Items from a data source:
......

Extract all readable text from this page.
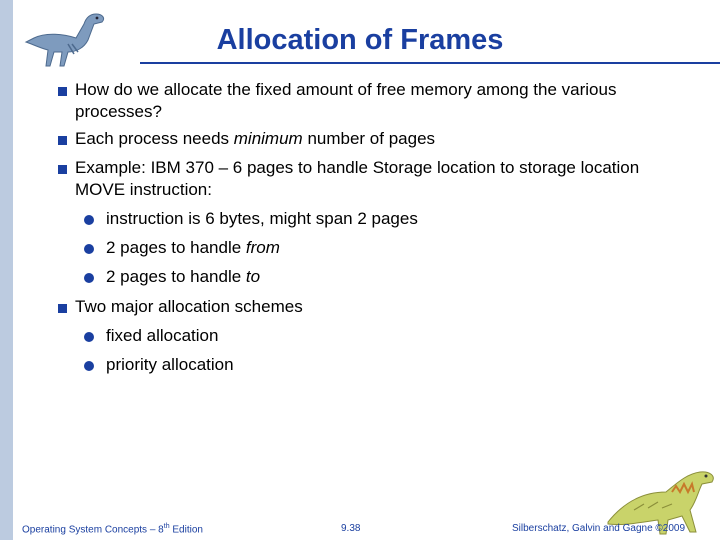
Allocation of Frames
How do we allocate the fixed amount of free memory among the various processes?
Each process needs minimum number of pages
Example: IBM 370 – 6 pages to handle Storage location to storage location MOVE instruction:
instruction is 6 bytes, might span 2 pages
2 pages to handle from
2 pages to handle to
Two major allocation schemes
fixed allocation
priority allocation
Operating System Concepts – 8th Edition	9.38	Silberschatz, Galvin and Gagne ©2009
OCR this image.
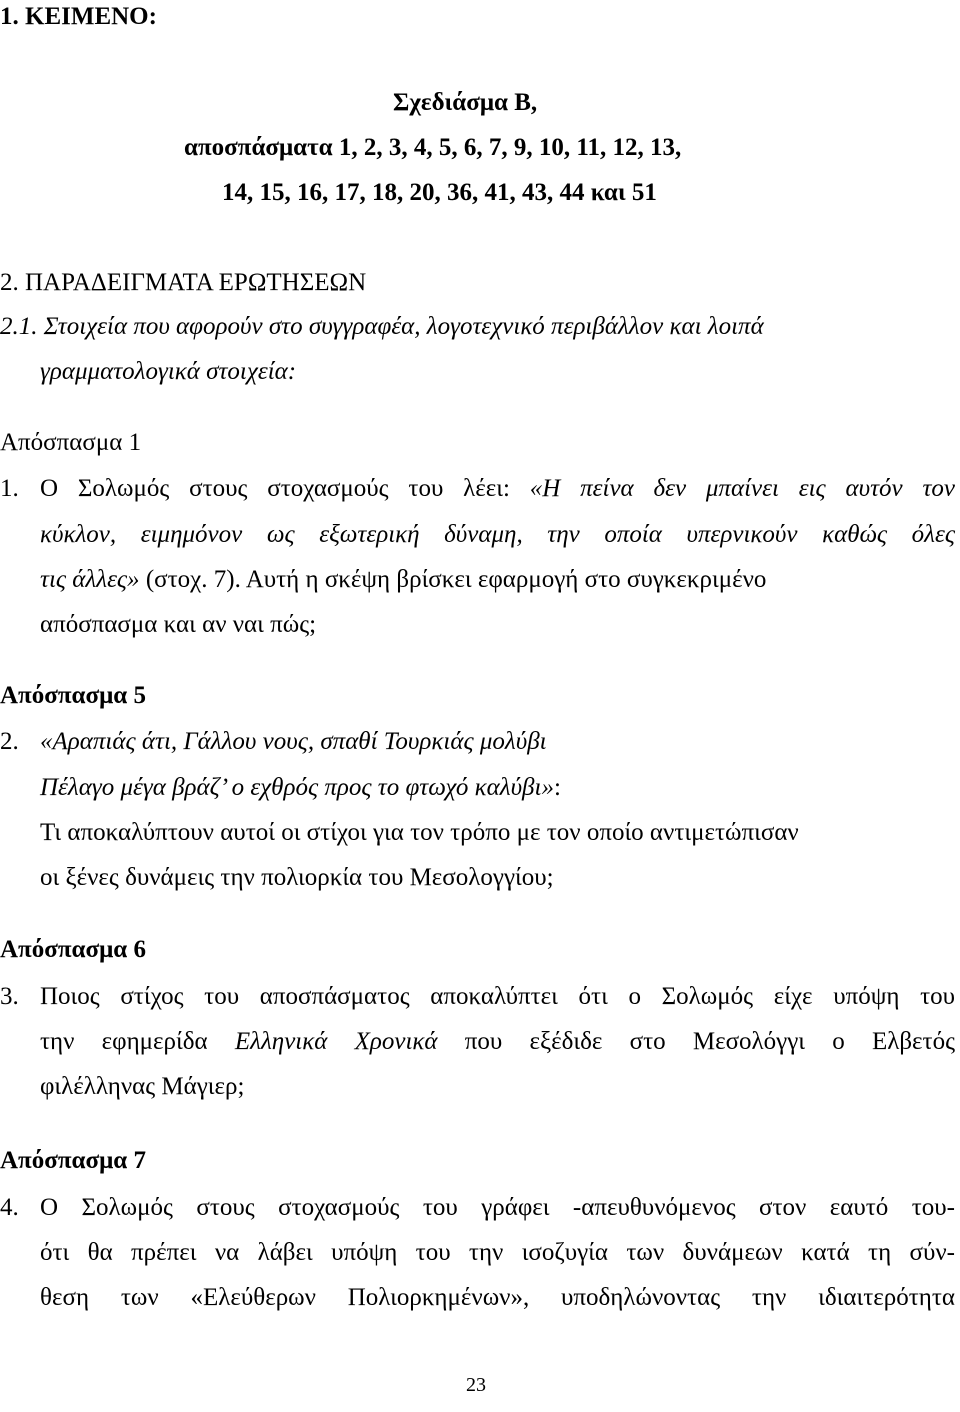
1. ΚΕΙΜΕΝΟ:
Σχεδιάσμα Β,
αποσπάσματα 1, 2, 3, 4, 5, 6, 7, 9, 10, 11, 12, 13,
14, 15, 16, 17, 18, 20, 36, 41, 43, 44 και 51
2. ΠΑΡΑΔΕΙΓΜΑΤΑ ΕΡΩΤΗΣΕΩΝ
2.1. Στοιχεία που αφορούν στο συγγραφέα, λογοτεχνικό περιβάλλον και λοιπά
γραμματολογικά στοιχεία:
Απόσπασμα 1
1. Ο Σολωμός στους στοχασμούς του λέει: «Η πείνα δεν μπαίνει εις αυτόν τον
κύκλον, ειμημόνον ως εξωτερική δύναμη, την οποία υπερνικούν καθώς όλες
τις άλλες» (στοχ. 7). Αυτή η σκέψη βρίσκει εφαρμογή στο συγκεκριμένο
απόσπασμα και αν ναι πώς;
Απόσπασμα 5
2. «Αραπιάς άτι, Γάλλου νους, σπαθί Τουρκιάς μολύβι
Πέλαγο μέγα βράζ’ ο εχθρός προς το φτωχό καλύβι»:
Τι αποκαλύπτουν αυτοί οι στίχοι για τον τρόπο με τον οποίο αντιμετώπισαν
οι ξένες δυνάμεις την πολιορκία του Μεσολογγίου;
Απόσπασμα 6
3. Ποιος στίχος του αποσπάσματος αποκαλύπτει ότι ο Σολωμός είχε υπόψη του
την εφημερίδα Ελληνικά Χρονικά που εξέδιδε στο Μεσολόγγι ο Ελβετός
φιλέλληνας Μάγιερ;
Απόσπασμα 7
4. Ο Σολωμός στους στοχασμούς του γράφει -απευθυνόμενος στον εαυτό του-
ότι θα πρέπει να λάβει υπόψη του την ισοζυγία των δυνάμεων κατά τη σύν-
θεση των «Ελεύθερων Πολιορκημένων», υποδηλώνοντας την ιδιαιτερότητα
23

......

INSTRUCTIONS FOR THE TASK:
Filter the entries and copy out every line with the word "Σολωμός".

RESULT:
1. Ο Σολωμός στους στοχασμούς του λέει: «Η πείνα δεν μπαίνει εις αυτόν τον
3. Ποιος στίχος του αποσπάσματος αποκαλύπτει ότι ο Σολωμός είχε υπόψη του
4. Ο Σολωμός στους στοχασμούς του γράφει -απευθυνόμενος στον εαυτό του-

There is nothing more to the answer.